— Input rows —

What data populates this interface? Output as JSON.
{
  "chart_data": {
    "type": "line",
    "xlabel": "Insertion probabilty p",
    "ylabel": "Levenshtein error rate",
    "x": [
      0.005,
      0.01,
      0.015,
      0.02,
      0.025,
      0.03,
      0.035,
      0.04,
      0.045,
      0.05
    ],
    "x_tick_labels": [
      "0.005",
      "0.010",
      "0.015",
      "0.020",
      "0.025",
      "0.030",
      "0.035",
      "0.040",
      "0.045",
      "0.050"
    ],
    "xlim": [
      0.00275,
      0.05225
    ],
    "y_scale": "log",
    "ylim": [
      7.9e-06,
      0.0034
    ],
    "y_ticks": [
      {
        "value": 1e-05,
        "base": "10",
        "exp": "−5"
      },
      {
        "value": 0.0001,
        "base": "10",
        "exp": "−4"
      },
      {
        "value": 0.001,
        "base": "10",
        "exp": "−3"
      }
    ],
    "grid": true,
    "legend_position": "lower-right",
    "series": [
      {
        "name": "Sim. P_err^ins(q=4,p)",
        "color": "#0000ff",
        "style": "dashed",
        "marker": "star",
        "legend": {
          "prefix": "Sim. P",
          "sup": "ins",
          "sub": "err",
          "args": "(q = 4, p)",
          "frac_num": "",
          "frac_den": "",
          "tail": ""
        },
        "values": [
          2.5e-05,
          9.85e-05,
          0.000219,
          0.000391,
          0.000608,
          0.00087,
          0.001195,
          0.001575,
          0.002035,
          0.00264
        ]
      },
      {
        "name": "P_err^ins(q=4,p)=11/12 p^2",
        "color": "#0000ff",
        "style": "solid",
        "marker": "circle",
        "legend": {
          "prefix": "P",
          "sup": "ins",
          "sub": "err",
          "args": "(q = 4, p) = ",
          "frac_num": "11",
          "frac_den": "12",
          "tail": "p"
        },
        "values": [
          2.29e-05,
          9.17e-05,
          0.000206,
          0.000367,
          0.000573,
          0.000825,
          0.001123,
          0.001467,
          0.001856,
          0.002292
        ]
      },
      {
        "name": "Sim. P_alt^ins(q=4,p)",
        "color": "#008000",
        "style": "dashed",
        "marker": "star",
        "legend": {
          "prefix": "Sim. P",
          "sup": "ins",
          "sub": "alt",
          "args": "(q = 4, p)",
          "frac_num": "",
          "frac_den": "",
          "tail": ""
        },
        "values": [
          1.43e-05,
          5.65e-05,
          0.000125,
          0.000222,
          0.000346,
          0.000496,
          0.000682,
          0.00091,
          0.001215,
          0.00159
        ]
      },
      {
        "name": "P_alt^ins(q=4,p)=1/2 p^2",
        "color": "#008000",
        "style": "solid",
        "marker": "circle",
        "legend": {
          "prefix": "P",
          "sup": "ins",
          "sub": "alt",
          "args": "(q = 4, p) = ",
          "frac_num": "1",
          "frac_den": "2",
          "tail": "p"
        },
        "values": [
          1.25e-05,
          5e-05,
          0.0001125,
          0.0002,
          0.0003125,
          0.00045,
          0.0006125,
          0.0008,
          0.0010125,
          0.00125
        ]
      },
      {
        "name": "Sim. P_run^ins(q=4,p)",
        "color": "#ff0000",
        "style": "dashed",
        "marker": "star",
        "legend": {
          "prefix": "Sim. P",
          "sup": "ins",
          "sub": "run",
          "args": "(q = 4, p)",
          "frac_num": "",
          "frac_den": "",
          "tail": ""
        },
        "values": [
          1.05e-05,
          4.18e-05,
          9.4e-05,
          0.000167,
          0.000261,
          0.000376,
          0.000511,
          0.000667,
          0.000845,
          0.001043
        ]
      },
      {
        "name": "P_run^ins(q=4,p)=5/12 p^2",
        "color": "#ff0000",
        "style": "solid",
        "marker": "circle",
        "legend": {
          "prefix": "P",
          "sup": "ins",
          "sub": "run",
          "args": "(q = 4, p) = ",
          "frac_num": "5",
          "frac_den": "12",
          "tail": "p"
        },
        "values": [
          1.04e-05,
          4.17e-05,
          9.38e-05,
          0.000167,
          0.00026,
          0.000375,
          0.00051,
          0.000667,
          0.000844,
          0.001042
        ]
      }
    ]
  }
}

— Goal of the exercise —
Repeat each record exactly, leaving nothing out.

— Full response —
What data populates this interface? Output as JSON.
{
  "chart_data": {
    "type": "line",
    "xlabel": "Insertion probabilty p",
    "ylabel": "Levenshtein error rate",
    "x": [
      0.005,
      0.01,
      0.015,
      0.02,
      0.025,
      0.03,
      0.035,
      0.04,
      0.045,
      0.05
    ],
    "x_tick_labels": [
      "0.005",
      "0.010",
      "0.015",
      "0.020",
      "0.025",
      "0.030",
      "0.035",
      "0.040",
      "0.045",
      "0.050"
    ],
    "xlim": [
      0.00275,
      0.05225
    ],
    "y_scale": "log",
    "ylim": [
      7.9e-06,
      0.0034
    ],
    "y_ticks": [
      {
        "value": 1e-05,
        "base": "10",
        "exp": "−5"
      },
      {
        "value": 0.0001,
        "base": "10",
        "exp": "−4"
      },
      {
        "value": 0.001,
        "base": "10",
        "exp": "−3"
      }
    ],
    "grid": true,
    "legend_position": "lower-right",
    "series": [
      {
        "name": "Sim. P_err^ins(q=4,p)",
        "color": "#0000ff",
        "style": "dashed",
        "marker": "star",
        "legend": {
          "prefix": "Sim. P",
          "sup": "ins",
          "sub": "err",
          "args": "(q = 4, p)",
          "frac_num": "",
          "frac_den": "",
          "tail": ""
        },
        "values": [
          2.5e-05,
          9.85e-05,
          0.000219,
          0.000391,
          0.000608,
          0.00087,
          0.001195,
          0.001575,
          0.002035,
          0.00264
        ]
      },
      {
        "name": "P_err^ins(q=4,p)=11/12 p^2",
        "color": "#0000ff",
        "style": "solid",
        "marker": "circle",
        "legend": {
          "prefix": "P",
          "sup": "ins",
          "sub": "err",
          "args": "(q = 4, p) = ",
          "frac_num": "11",
          "frac_den": "12",
          "tail": "p"
        },
        "values": [
          2.29e-05,
          9.17e-05,
          0.000206,
          0.000367,
          0.000573,
          0.000825,
          0.001123,
          0.001467,
          0.001856,
          0.002292
        ]
      },
      {
        "name": "Sim. P_alt^ins(q=4,p)",
        "color": "#008000",
        "style": "dashed",
        "marker": "star",
        "legend": {
          "prefix": "Sim. P",
          "sup": "ins",
          "sub": "alt",
          "args": "(q = 4, p)",
          "frac_num": "",
          "frac_den": "",
          "tail": ""
        },
        "values": [
          1.43e-05,
          5.65e-05,
          0.000125,
          0.000222,
          0.000346,
          0.000496,
          0.000682,
          0.00091,
          0.001215,
          0.00159
        ]
      },
      {
        "name": "P_alt^ins(q=4,p)=1/2 p^2",
        "color": "#008000",
        "style": "solid",
        "marker": "circle",
        "legend": {
          "prefix": "P",
          "sup": "ins",
          "sub": "alt",
          "args": "(q = 4, p) = ",
          "frac_num": "1",
          "frac_den": "2",
          "tail": "p"
        },
        "values": [
          1.25e-05,
          5e-05,
          0.0001125,
          0.0002,
          0.0003125,
          0.00045,
          0.0006125,
          0.0008,
          0.0010125,
          0.00125
        ]
      },
      {
        "name": "Sim. P_run^ins(q=4,p)",
        "color": "#ff0000",
        "style": "dashed",
        "marker": "star",
        "legend": {
          "prefix": "Sim. P",
          "sup": "ins",
          "sub": "run",
          "args": "(q = 4, p)",
          "frac_num": "",
          "frac_den": "",
          "tail": ""
        },
        "values": [
          1.05e-05,
          4.18e-05,
          9.4e-05,
          0.000167,
          0.000261,
          0.000376,
          0.000511,
          0.000667,
          0.000845,
          0.001043
        ]
      },
      {
        "name": "P_run^ins(q=4,p)=5/12 p^2",
        "color": "#ff0000",
        "style": "solid",
        "marker": "circle",
        "legend": {
          "prefix": "P",
          "sup": "ins",
          "sub": "run",
          "args": "(q = 4, p) = ",
          "frac_num": "5",
          "frac_den": "12",
          "tail": "p"
        },
        "values": [
          1.04e-05,
          4.17e-05,
          9.38e-05,
          0.000167,
          0.00026,
          0.000375,
          0.00051,
          0.000667,
          0.000844,
          0.001042
        ]
      }
    ]
  }
}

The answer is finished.